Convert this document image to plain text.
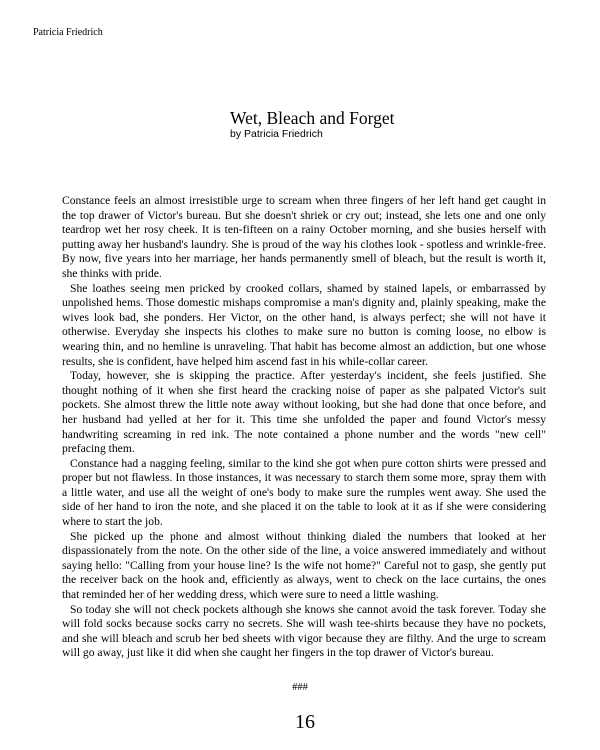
Patricia Friedrich
Wet, Bleach and Forget
by Patricia Friedrich

Constance feels an almost irresistible urge to scream when three fingers of her left hand get caught in the top drawer of Victor's bureau. But she doesn't shriek or cry out; instead, she lets one and one only teardrop wet her rosy cheek. It is ten-fifteen on a rainy October morning, and she busies herself with putting away her husband's laundry. She is proud of the way his clothes look - spotless and wrinkle-free. By now, five years into her marriage, her hands permanently smell of bleach, but the result is worth it, she thinks with pride.

She loathes seeing men pricked by crooked collars, shamed by stained lapels, or embarrassed by unpolished hems. Those domestic mishaps compromise a man's dignity and, plainly speaking, make the wives look bad, she ponders. Her Victor, on the other hand, is always perfect; she will not have it otherwise. Everyday she inspects his clothes to make sure no button is coming loose, no elbow is wearing thin, and no hemline is unraveling. That habit has become almost an addiction, but one whose results, she is confident, have helped him ascend fast in his while-collar career.

Today, however, she is skipping the practice. After yesterday's incident, she feels justified. She thought nothing of it when she first heard the cracking noise of paper as she palpated Victor's suit pockets. She almost threw the little note away without looking, but she had done that once before, and her husband had yelled at her for it. This time she unfolded the paper and found Victor's messy handwriting screaming in red ink. The note contained a phone number and the words "new cell" prefacing them.

Constance had a nagging feeling, similar to the kind she got when pure cotton shirts were pressed and proper but not flawless. In those instances, it was necessary to starch them some more, spray them with a little water, and use all the weight of one's body to make sure the rumples went away. She used the side of her hand to iron the note, and she placed it on the table to look at it as if she were considering where to start the job.

She picked up the phone and almost without thinking dialed the numbers that looked at her dispassionately from the note. On the other side of the line, a voice answered immediately and without saying hello: "Calling from your house line? Is the wife not home?" Careful not to gasp, she gently put the receiver back on the hook and, efficiently as always, went to check on the lace curtains, the ones that reminded her of her wedding dress, which were sure to need a little washing.

So today she will not check pockets although she knows she cannot avoid the task forever. Today she will fold socks because socks carry no secrets. She will wash tee-shirts because they have no pockets, and she will bleach and scrub her bed sheets with vigor because they are filthy. And the urge to scream will go away, just like it did when she caught her fingers in the top drawer of Victor's bureau.

###
16
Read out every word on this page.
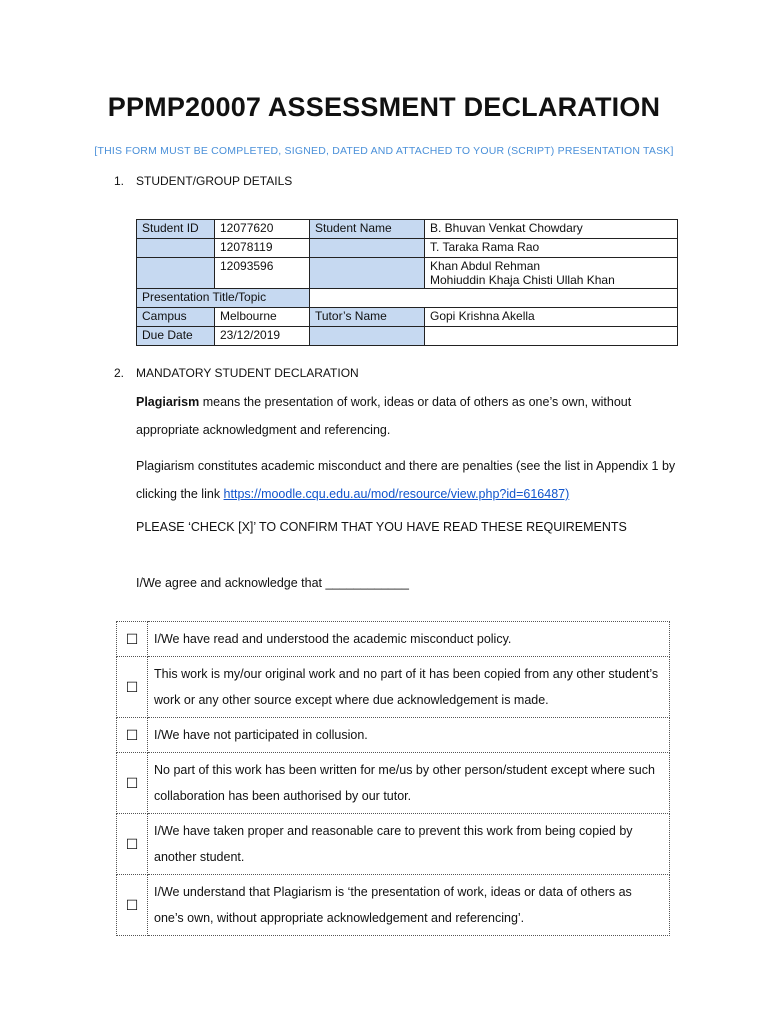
PPMP20007 ASSESSMENT DECLARATION
[THIS FORM MUST BE COMPLETED, SIGNED, DATED AND ATTACHED TO YOUR (SCRIPT) PRESENTATION TASK]
1. STUDENT/GROUP DETAILS
Student ID	12077620	Student Name	B. Bhuvan Venkat Chowdary
	12078119		T. Taraka Rama Rao
	12093596		Khan Abdul Rehman
Mohiuddin Khaja Chisti Ullah Khan

Presentation Title/Topic			
Campus	Melbourne	Tutor’s Name	Gopi Krishna Akella
Due Date	23/12/2019		
2. MANDATORY STUDENT DECLARATION
Plagiarism means the presentation of work, ideas or data of others as one’s own, without appropriate acknowledgment and referencing.
Plagiarism constitutes academic misconduct and there are penalties (see the list in Appendix 1 by clicking the link https://moodle.cqu.edu.au/mod/resource/view.php?id=616487)
PLEASE ‘CHECK [X]’ TO CONFIRM THAT YOU HAVE READ THESE REQUIREMENTS
I/We agree and acknowledge that ____________
☐	I/We have read and understood the academic misconduct policy.
☐	This work is my/our original work and no part of it has been copied from any other student’s work or any other source except where due acknowledgement is made.
☐	I/We have not participated in collusion.
☐	No part of this work has been written for me/us by other person/student except where such collaboration has been authorised by our tutor.
☐	I/We have taken proper and reasonable care to prevent this work from being copied by another student.
☐	I/We understand that Plagiarism is ‘the presentation of work, ideas or data of others as one’s own, without appropriate acknowledgement and referencing’.
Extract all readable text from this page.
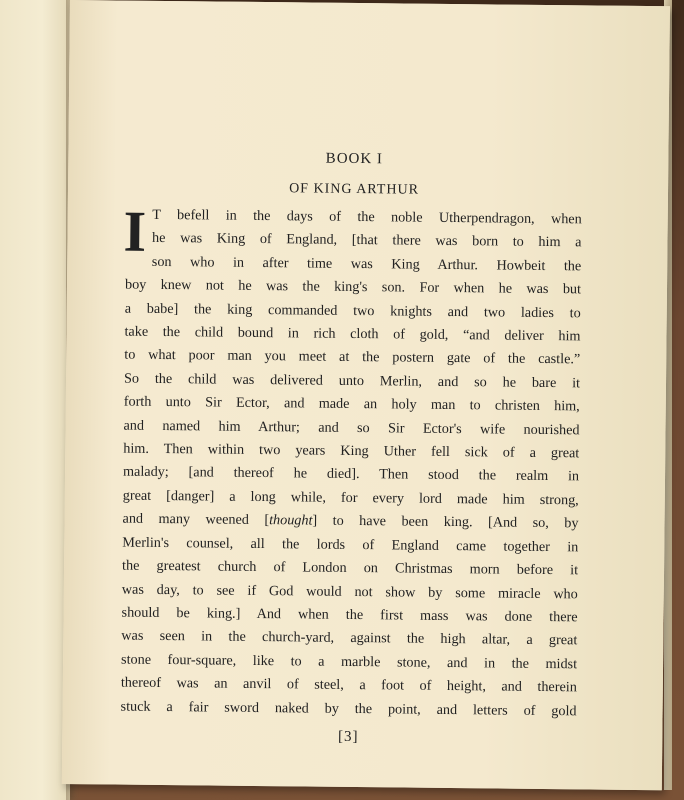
BOOK I
OF KING ARTHUR
I T befell in the days of the noble Utherpendragon, when
he was King of England, [that there was born to him a
son who in after time was King Arthur. Howbeit the
boy knew not he was the king's son. For when he was but
a babe] the king commanded two knights and two ladies to
take the child bound in rich cloth of gold, “and deliver him
to what poor man you meet at the postern gate of the castle.”
So the child was delivered unto Merlin, and so he bare it
forth unto Sir Ector, and made an holy man to christen him,
and named him Arthur; and so Sir Ector's wife nourished
him. Then within two years King Uther fell sick of a great
malady; [and thereof he died]. Then stood the realm in
great [danger] a long while, for every lord made him strong,
and many weened [thought] to have been king. [And so, by
Merlin's counsel, all the lords of England came together in
the greatest church of London on Christmas morn before it
was day, to see if God would not show by some miracle who
should be king.] And when the first mass was done there
was seen in the church-yard, against the high altar, a great
stone four-square, like to a marble stone, and in the midst
thereof was an anvil of steel, a foot of height, and therein
stuck a fair sword naked by the point, and letters of gold
[3]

====================

Calculate how many lines of the material include the string "been", and state that number by itself.

3